** start of SUPPLIED INFORMATION **

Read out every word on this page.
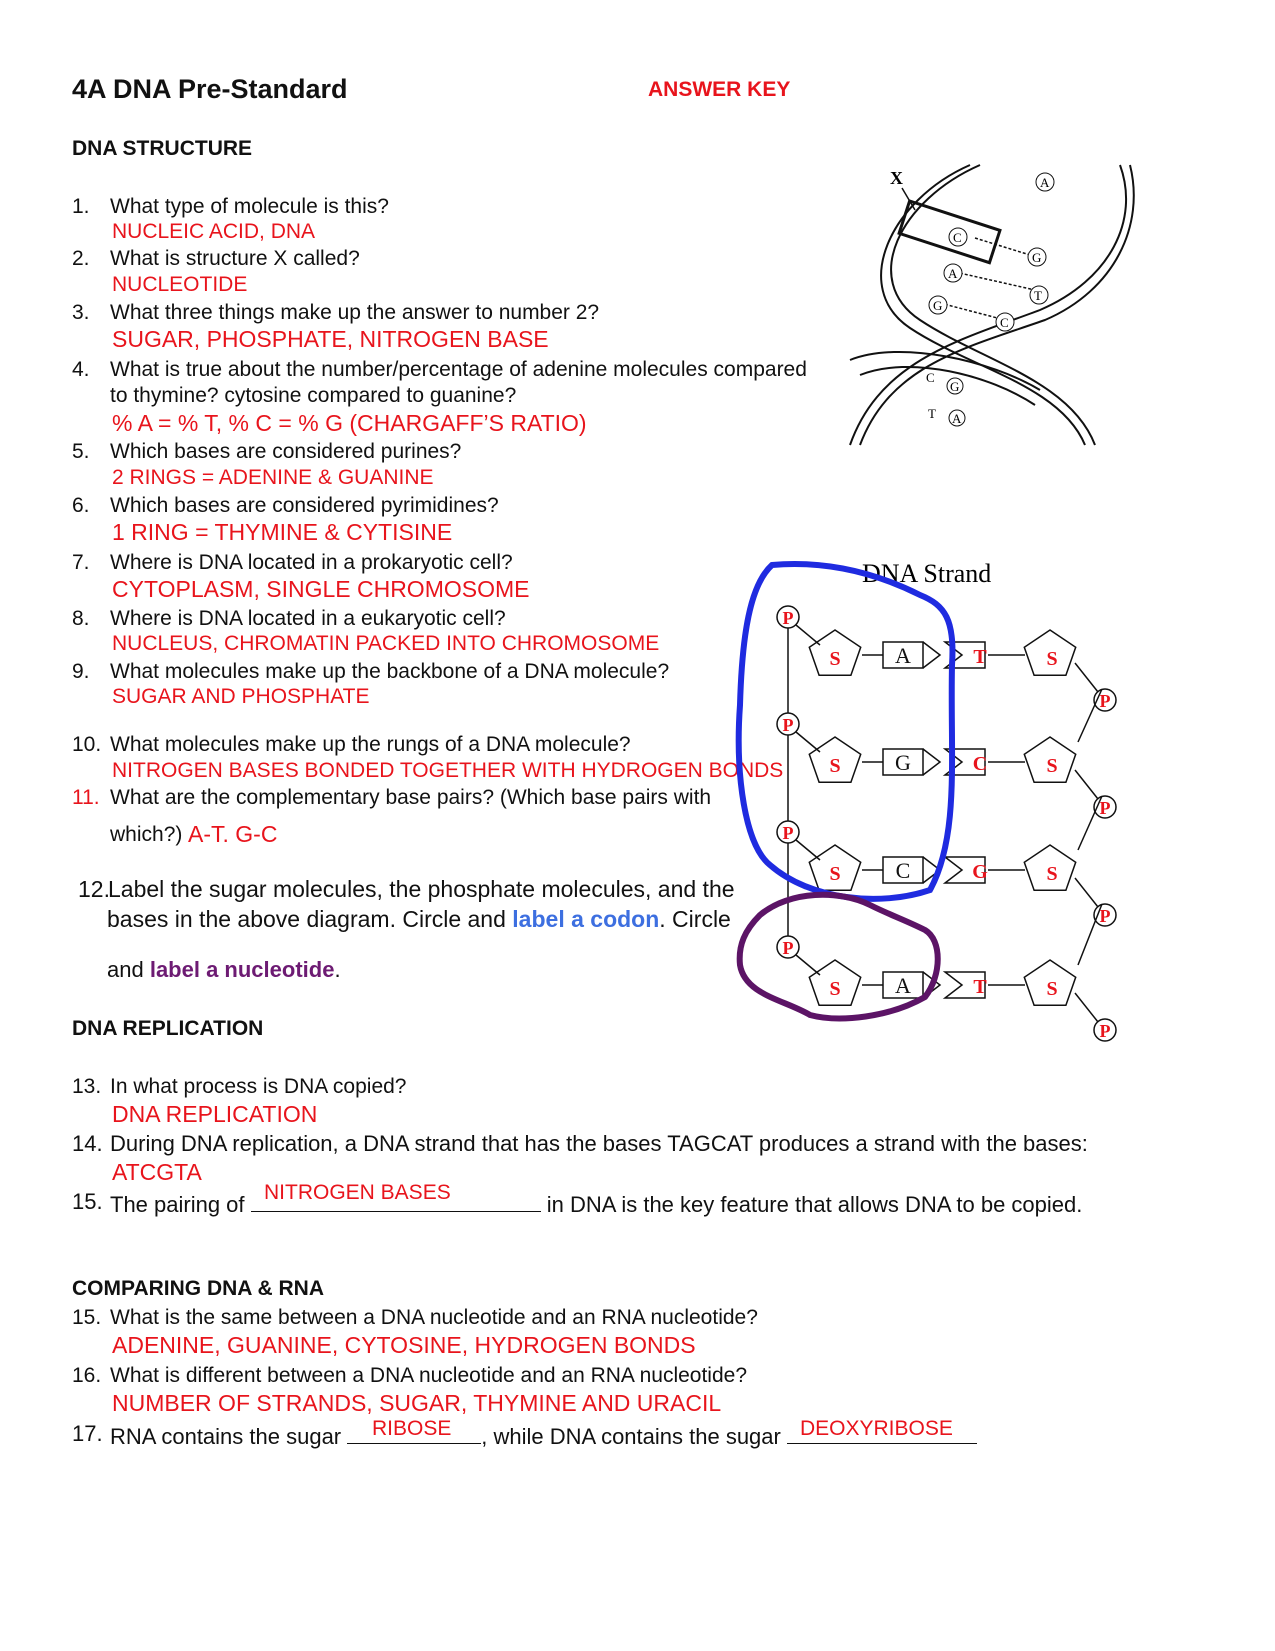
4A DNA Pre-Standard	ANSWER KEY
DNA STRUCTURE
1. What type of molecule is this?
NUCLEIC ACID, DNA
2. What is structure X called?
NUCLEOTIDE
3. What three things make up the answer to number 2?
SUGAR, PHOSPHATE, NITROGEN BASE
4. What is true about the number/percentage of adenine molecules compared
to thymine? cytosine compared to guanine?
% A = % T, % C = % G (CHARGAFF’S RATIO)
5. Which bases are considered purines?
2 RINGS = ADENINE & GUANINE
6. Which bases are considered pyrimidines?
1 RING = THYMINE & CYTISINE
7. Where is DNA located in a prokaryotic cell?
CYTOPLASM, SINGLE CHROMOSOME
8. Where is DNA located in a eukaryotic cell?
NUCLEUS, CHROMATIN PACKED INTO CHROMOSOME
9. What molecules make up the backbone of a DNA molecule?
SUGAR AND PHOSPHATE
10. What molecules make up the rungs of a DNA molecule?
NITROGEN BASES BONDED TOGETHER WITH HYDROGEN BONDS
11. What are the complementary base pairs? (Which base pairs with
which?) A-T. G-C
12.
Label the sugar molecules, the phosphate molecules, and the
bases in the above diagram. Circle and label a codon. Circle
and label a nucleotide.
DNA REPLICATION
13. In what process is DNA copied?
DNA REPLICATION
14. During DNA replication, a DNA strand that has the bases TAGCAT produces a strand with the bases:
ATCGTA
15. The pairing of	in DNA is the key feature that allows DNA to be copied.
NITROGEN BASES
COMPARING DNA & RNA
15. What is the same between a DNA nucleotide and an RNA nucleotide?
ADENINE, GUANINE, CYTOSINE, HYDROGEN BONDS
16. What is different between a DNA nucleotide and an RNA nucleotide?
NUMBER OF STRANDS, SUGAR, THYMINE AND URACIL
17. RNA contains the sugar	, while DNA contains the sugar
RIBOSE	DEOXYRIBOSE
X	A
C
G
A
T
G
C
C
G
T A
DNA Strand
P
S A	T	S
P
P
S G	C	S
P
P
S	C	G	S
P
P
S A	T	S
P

** end of SUPPLIED INFORMATION **

• **WHAT IS EXPECTED**
Set every line down exactly as written, leaving each picture out.

• **FULL RESPONSE**
Read out every word on this page.
4A DNA Pre-Standard	ANSWER KEY
DNA STRUCTURE
1. What type of molecule is this?
NUCLEIC ACID, DNA
2. What is structure X called?
NUCLEOTIDE
3. What three things make up the answer to number 2?
SUGAR, PHOSPHATE, NITROGEN BASE
4. What is true about the number/percentage of adenine molecules compared
to thymine? cytosine compared to guanine?
% A = % T, % C = % G (CHARGAFF’S RATIO)
5. Which bases are considered purines?
2 RINGS = ADENINE & GUANINE
6. Which bases are considered pyrimidines?
1 RING = THYMINE & CYTISINE
7. Where is DNA located in a prokaryotic cell?
CYTOPLASM, SINGLE CHROMOSOME
8. Where is DNA located in a eukaryotic cell?
NUCLEUS, CHROMATIN PACKED INTO CHROMOSOME
9. What molecules make up the backbone of a DNA molecule?
SUGAR AND PHOSPHATE
10. What molecules make up the rungs of a DNA molecule?
NITROGEN BASES BONDED TOGETHER WITH HYDROGEN BONDS
11. What are the complementary base pairs? (Which base pairs with
which?) A-T. G-C
12.
Label the sugar molecules, the phosphate molecules, and the
bases in the above diagram. Circle and label a codon. Circle
and label a nucleotide.
DNA REPLICATION
13. In what process is DNA copied?
DNA REPLICATION
14. During DNA replication, a DNA strand that has the bases TAGCAT produces a strand with the bases:
ATCGTA
15. The pairing of	in DNA is the key feature that allows DNA to be copied.
NITROGEN BASES
COMPARING DNA & RNA
15. What is the same between a DNA nucleotide and an RNA nucleotide?
ADENINE, GUANINE, CYTOSINE, HYDROGEN BONDS
16. What is different between a DNA nucleotide and an RNA nucleotide?
NUMBER OF STRANDS, SUGAR, THYMINE AND URACIL
17. RNA contains the sugar	, while DNA contains the sugar
RIBOSE	DEOXYRIBOSE
X	A
C
G
A
T
G
C
C
G
T A
DNA Strand
P
S A	T	S
P
P
S G	C	S
P
P
S	C	G	S
P
P
S A	T	S
P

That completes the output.